**Instructions for the task**
All of the material below is to be retyped exactly.
((
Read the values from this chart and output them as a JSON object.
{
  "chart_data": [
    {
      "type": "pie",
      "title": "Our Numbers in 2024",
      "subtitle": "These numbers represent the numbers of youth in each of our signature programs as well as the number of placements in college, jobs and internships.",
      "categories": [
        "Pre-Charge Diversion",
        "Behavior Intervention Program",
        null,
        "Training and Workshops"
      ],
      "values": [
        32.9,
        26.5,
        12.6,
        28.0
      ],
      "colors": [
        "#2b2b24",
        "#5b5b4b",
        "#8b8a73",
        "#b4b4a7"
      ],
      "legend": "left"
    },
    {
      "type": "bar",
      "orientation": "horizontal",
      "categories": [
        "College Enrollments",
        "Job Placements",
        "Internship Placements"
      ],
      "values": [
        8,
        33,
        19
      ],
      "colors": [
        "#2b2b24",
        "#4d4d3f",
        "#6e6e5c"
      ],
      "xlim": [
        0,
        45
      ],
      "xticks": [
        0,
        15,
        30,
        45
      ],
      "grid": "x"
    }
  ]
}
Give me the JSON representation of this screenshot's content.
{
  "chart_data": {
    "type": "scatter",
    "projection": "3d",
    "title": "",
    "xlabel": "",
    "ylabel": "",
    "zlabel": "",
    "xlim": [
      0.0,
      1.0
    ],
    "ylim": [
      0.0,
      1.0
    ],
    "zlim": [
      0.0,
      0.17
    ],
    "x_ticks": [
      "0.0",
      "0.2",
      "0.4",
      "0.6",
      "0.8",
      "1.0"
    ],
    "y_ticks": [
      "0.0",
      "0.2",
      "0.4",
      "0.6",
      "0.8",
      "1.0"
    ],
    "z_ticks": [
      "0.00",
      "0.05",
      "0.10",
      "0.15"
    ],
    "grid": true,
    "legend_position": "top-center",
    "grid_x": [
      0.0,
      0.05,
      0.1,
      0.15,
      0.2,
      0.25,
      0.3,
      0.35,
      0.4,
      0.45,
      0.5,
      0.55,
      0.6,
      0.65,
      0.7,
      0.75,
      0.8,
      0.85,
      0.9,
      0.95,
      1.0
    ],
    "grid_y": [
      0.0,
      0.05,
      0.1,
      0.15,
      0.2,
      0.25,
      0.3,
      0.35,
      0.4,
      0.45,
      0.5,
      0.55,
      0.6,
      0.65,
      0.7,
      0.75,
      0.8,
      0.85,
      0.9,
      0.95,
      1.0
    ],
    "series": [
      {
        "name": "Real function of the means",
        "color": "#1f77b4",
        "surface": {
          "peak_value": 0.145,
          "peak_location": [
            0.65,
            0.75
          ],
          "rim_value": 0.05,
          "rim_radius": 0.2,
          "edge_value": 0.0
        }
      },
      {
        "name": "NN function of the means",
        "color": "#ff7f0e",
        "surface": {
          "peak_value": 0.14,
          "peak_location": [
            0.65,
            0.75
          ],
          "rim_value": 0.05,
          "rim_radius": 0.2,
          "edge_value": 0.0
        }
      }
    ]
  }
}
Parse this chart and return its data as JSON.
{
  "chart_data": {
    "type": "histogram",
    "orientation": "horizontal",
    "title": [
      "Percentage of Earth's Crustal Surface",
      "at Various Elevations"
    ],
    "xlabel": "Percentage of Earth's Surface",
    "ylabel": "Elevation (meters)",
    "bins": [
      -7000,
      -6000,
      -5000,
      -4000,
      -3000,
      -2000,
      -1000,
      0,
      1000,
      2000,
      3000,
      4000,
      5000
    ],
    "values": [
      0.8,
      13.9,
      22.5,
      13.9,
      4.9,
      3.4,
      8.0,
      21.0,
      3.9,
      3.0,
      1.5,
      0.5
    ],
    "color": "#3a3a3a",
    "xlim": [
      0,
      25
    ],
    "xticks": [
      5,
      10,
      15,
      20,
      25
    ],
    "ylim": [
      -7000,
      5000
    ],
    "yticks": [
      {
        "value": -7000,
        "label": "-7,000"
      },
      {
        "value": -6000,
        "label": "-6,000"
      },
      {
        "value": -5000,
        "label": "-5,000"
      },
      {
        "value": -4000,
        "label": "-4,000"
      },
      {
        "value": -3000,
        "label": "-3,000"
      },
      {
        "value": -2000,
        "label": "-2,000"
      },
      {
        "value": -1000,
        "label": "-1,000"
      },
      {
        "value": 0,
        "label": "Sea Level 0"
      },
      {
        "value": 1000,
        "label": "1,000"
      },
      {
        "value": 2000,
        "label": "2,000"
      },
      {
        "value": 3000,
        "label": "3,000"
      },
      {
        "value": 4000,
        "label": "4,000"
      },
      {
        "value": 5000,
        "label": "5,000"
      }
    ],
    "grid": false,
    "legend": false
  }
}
))
**Problem solution**
Read the values from this chart and output them as a JSON object.
{
  "chart_data": [
    {
      "type": "pie",
      "title": "Our Numbers in 2024",
      "subtitle": "These numbers represent the numbers of youth in each of our signature programs as well as the number of placements in college, jobs and internships.",
      "categories": [
        "Pre-Charge Diversion",
        "Behavior Intervention Program",
        null,
        "Training and Workshops"
      ],
      "values": [
        32.9,
        26.5,
        12.6,
        28.0
      ],
      "colors": [
        "#2b2b24",
        "#5b5b4b",
        "#8b8a73",
        "#b4b4a7"
      ],
      "legend": "left"
    },
    {
      "type": "bar",
      "orientation": "horizontal",
      "categories": [
        "College Enrollments",
        "Job Placements",
        "Internship Placements"
      ],
      "values": [
        8,
        33,
        19
      ],
      "colors": [
        "#2b2b24",
        "#4d4d3f",
        "#6e6e5c"
      ],
      "xlim": [
        0,
        45
      ],
      "xticks": [
        0,
        15,
        30,
        45
      ],
      "grid": "x"
    }
  ]
}
Give me the JSON representation of this screenshot's content.
{
  "chart_data": {
    "type": "scatter",
    "projection": "3d",
    "title": "",
    "xlabel": "",
    "ylabel": "",
    "zlabel": "",
    "xlim": [
      0.0,
      1.0
    ],
    "ylim": [
      0.0,
      1.0
    ],
    "zlim": [
      0.0,
      0.17
    ],
    "x_ticks": [
      "0.0",
      "0.2",
      "0.4",
      "0.6",
      "0.8",
      "1.0"
    ],
    "y_ticks": [
      "0.0",
      "0.2",
      "0.4",
      "0.6",
      "0.8",
      "1.0"
    ],
    "z_ticks": [
      "0.00",
      "0.05",
      "0.10",
      "0.15"
    ],
    "grid": true,
    "legend_position": "top-center",
    "grid_x": [
      0.0,
      0.05,
      0.1,
      0.15,
      0.2,
      0.25,
      0.3,
      0.35,
      0.4,
      0.45,
      0.5,
      0.55,
      0.6,
      0.65,
      0.7,
      0.75,
      0.8,
      0.85,
      0.9,
      0.95,
      1.0
    ],
    "grid_y": [
      0.0,
      0.05,
      0.1,
      0.15,
      0.2,
      0.25,
      0.3,
      0.35,
      0.4,
      0.45,
      0.5,
      0.55,
      0.6,
      0.65,
      0.7,
      0.75,
      0.8,
      0.85,
      0.9,
      0.95,
      1.0
    ],
    "series": [
      {
        "name": "Real function of the means",
        "color": "#1f77b4",
        "surface": {
          "peak_value": 0.145,
          "peak_location": [
            0.65,
            0.75
          ],
          "rim_value": 0.05,
          "rim_radius": 0.2,
          "edge_value": 0.0
        }
      },
      {
        "name": "NN function of the means",
        "color": "#ff7f0e",
        "surface": {
          "peak_value": 0.14,
          "peak_location": [
            0.65,
            0.75
          ],
          "rim_value": 0.05,
          "rim_radius": 0.2,
          "edge_value": 0.0
        }
      }
    ]
  }
}
Parse this chart and return its data as JSON.
{
  "chart_data": {
    "type": "histogram",
    "orientation": "horizontal",
    "title": [
      "Percentage of Earth's Crustal Surface",
      "at Various Elevations"
    ],
    "xlabel": "Percentage of Earth's Surface",
    "ylabel": "Elevation (meters)",
    "bins": [
      -7000,
      -6000,
      -5000,
      -4000,
      -3000,
      -2000,
      -1000,
      0,
      1000,
      2000,
      3000,
      4000,
      5000
    ],
    "values": [
      0.8,
      13.9,
      22.5,
      13.9,
      4.9,
      3.4,
      8.0,
      21.0,
      3.9,
      3.0,
      1.5,
      0.5
    ],
    "color": "#3a3a3a",
    "xlim": [
      0,
      25
    ],
    "xticks": [
      5,
      10,
      15,
      20,
      25
    ],
    "ylim": [
      -7000,
      5000
    ],
    "yticks": [
      {
        "value": -7000,
        "label": "-7,000"
      },
      {
        "value": -6000,
        "label": "-6,000"
      },
      {
        "value": -5000,
        "label": "-5,000"
      },
      {
        "value": -4000,
        "label": "-4,000"
      },
      {
        "value": -3000,
        "label": "-3,000"
      },
      {
        "value": -2000,
        "label": "-2,000"
      },
      {
        "value": -1000,
        "label": "-1,000"
      },
      {
        "value": 0,
        "label": "Sea Level 0"
      },
      {
        "value": 1000,
        "label": "1,000"
      },
      {
        "value": 2000,
        "label": "2,000"
      },
      {
        "value": 3000,
        "label": "3,000"
      },
      {
        "value": 4000,
        "label": "4,000"
      },
      {
        "value": 5000,
        "label": "5,000"
      }
    ],
    "grid": false,
    "legend": false
  }
}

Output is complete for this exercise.